**Your task**. Extract the data exactly, missing nothing.

**Material for the task**.
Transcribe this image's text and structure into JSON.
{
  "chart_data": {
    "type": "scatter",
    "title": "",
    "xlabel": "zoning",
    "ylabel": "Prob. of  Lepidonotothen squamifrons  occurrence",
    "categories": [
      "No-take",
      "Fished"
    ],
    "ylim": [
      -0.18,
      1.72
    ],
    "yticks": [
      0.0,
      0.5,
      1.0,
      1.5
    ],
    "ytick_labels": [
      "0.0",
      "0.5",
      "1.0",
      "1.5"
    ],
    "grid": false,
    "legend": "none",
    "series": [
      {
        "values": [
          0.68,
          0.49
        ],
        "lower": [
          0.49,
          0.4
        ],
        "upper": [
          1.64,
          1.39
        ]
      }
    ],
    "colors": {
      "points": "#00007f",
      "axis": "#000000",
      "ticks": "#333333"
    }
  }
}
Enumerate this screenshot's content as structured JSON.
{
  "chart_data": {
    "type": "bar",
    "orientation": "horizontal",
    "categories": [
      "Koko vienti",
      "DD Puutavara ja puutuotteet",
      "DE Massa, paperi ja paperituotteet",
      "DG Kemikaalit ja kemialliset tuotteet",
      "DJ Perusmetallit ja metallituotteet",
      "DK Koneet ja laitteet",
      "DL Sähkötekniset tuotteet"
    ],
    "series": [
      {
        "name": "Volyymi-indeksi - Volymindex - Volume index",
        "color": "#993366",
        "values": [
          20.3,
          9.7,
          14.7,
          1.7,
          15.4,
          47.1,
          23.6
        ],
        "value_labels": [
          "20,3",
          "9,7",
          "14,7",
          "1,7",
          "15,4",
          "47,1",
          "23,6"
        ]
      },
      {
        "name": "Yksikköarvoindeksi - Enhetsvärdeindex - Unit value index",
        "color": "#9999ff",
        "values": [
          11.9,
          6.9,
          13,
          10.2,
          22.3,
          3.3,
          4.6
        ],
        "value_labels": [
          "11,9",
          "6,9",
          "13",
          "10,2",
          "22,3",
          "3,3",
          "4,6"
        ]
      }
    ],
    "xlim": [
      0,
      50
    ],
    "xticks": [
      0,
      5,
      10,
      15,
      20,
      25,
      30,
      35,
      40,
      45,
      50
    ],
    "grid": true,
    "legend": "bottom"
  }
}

**Written solution**.
Transcribe this image's text and structure into JSON.
{
  "chart_data": {
    "type": "scatter",
    "title": "",
    "xlabel": "zoning",
    "ylabel": "Prob. of  Lepidonotothen squamifrons  occurrence",
    "categories": [
      "No-take",
      "Fished"
    ],
    "ylim": [
      -0.18,
      1.72
    ],
    "yticks": [
      0.0,
      0.5,
      1.0,
      1.5
    ],
    "ytick_labels": [
      "0.0",
      "0.5",
      "1.0",
      "1.5"
    ],
    "grid": false,
    "legend": "none",
    "series": [
      {
        "values": [
          0.68,
          0.49
        ],
        "lower": [
          0.49,
          0.4
        ],
        "upper": [
          1.64,
          1.39
        ]
      }
    ],
    "colors": {
      "points": "#00007f",
      "axis": "#000000",
      "ticks": "#333333"
    }
  }
}
Enumerate this screenshot's content as structured JSON.
{
  "chart_data": {
    "type": "bar",
    "orientation": "horizontal",
    "categories": [
      "Koko vienti",
      "DD Puutavara ja puutuotteet",
      "DE Massa, paperi ja paperituotteet",
      "DG Kemikaalit ja kemialliset tuotteet",
      "DJ Perusmetallit ja metallituotteet",
      "DK Koneet ja laitteet",
      "DL Sähkötekniset tuotteet"
    ],
    "series": [
      {
        "name": "Volyymi-indeksi - Volymindex - Volume index",
        "color": "#993366",
        "values": [
          20.3,
          9.7,
          14.7,
          1.7,
          15.4,
          47.1,
          23.6
        ],
        "value_labels": [
          "20,3",
          "9,7",
          "14,7",
          "1,7",
          "15,4",
          "47,1",
          "23,6"
        ]
      },
      {
        "name": "Yksikköarvoindeksi - Enhetsvärdeindex - Unit value index",
        "color": "#9999ff",
        "values": [
          11.9,
          6.9,
          13,
          10.2,
          22.3,
          3.3,
          4.6
        ],
        "value_labels": [
          "11,9",
          "6,9",
          "13",
          "10,2",
          "22,3",
          "3,3",
          "4,6"
        ]
      }
    ],
    "xlim": [
      0,
      50
    ],
    "xticks": [
      0,
      5,
      10,
      15,
      20,
      25,
      30,
      35,
      40,
      45,
      50
    ],
    "grid": true,
    "legend": "bottom"
  }
}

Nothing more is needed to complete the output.